══ Material for this task ══

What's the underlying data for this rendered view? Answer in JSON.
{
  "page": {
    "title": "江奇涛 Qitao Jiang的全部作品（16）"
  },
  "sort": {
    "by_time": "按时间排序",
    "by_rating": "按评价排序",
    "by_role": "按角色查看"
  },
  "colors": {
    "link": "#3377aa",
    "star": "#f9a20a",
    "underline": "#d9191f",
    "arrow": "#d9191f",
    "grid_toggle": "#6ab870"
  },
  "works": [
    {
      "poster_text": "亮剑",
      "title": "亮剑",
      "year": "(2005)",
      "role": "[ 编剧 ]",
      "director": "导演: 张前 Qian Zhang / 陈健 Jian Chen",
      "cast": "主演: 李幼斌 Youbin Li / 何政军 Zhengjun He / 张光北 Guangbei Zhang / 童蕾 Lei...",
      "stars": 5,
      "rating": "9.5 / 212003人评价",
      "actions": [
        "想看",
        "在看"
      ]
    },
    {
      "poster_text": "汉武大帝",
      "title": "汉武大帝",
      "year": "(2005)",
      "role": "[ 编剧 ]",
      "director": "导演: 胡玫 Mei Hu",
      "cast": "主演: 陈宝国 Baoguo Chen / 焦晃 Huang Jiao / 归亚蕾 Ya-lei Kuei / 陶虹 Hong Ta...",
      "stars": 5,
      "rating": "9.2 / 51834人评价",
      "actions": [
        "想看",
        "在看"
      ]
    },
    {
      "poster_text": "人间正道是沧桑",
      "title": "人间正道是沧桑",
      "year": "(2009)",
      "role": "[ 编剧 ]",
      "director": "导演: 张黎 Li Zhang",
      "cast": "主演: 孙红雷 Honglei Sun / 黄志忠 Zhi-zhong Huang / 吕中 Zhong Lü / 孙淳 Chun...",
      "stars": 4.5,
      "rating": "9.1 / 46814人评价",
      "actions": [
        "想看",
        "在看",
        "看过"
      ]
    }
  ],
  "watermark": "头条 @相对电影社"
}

═══

Return all of the entries exactly as written.

What's the underlying data for this rendered view? Answer in JSON.
{
  "page": {
    "title": "江奇涛 Qitao Jiang的全部作品（16）"
  },
  "sort": {
    "by_time": "按时间排序",
    "by_rating": "按评价排序",
    "by_role": "按角色查看"
  },
  "colors": {
    "link": "#3377aa",
    "star": "#f9a20a",
    "underline": "#d9191f",
    "arrow": "#d9191f",
    "grid_toggle": "#6ab870"
  },
  "works": [
    {
      "poster_text": "亮剑",
      "title": "亮剑",
      "year": "(2005)",
      "role": "[ 编剧 ]",
      "director": "导演: 张前 Qian Zhang / 陈健 Jian Chen",
      "cast": "主演: 李幼斌 Youbin Li / 何政军 Zhengjun He / 张光北 Guangbei Zhang / 童蕾 Lei...",
      "stars": 5,
      "rating": "9.5 / 212003人评价",
      "actions": [
        "想看",
        "在看"
      ]
    },
    {
      "poster_text": "汉武大帝",
      "title": "汉武大帝",
      "year": "(2005)",
      "role": "[ 编剧 ]",
      "director": "导演: 胡玫 Mei Hu",
      "cast": "主演: 陈宝国 Baoguo Chen / 焦晃 Huang Jiao / 归亚蕾 Ya-lei Kuei / 陶虹 Hong Ta...",
      "stars": 5,
      "rating": "9.2 / 51834人评价",
      "actions": [
        "想看",
        "在看"
      ]
    },
    {
      "poster_text": "人间正道是沧桑",
      "title": "人间正道是沧桑",
      "year": "(2009)",
      "role": "[ 编剧 ]",
      "director": "导演: 张黎 Li Zhang",
      "cast": "主演: 孙红雷 Honglei Sun / 黄志忠 Zhi-zhong Huang / 吕中 Zhong Lü / 孙淳 Chun...",
      "stars": 4.5,
      "rating": "9.1 / 46814人评价",
      "actions": [
        "想看",
        "在看",
        "看过"
      ]
    }
  ],
  "watermark": "头条 @相对电影社"
}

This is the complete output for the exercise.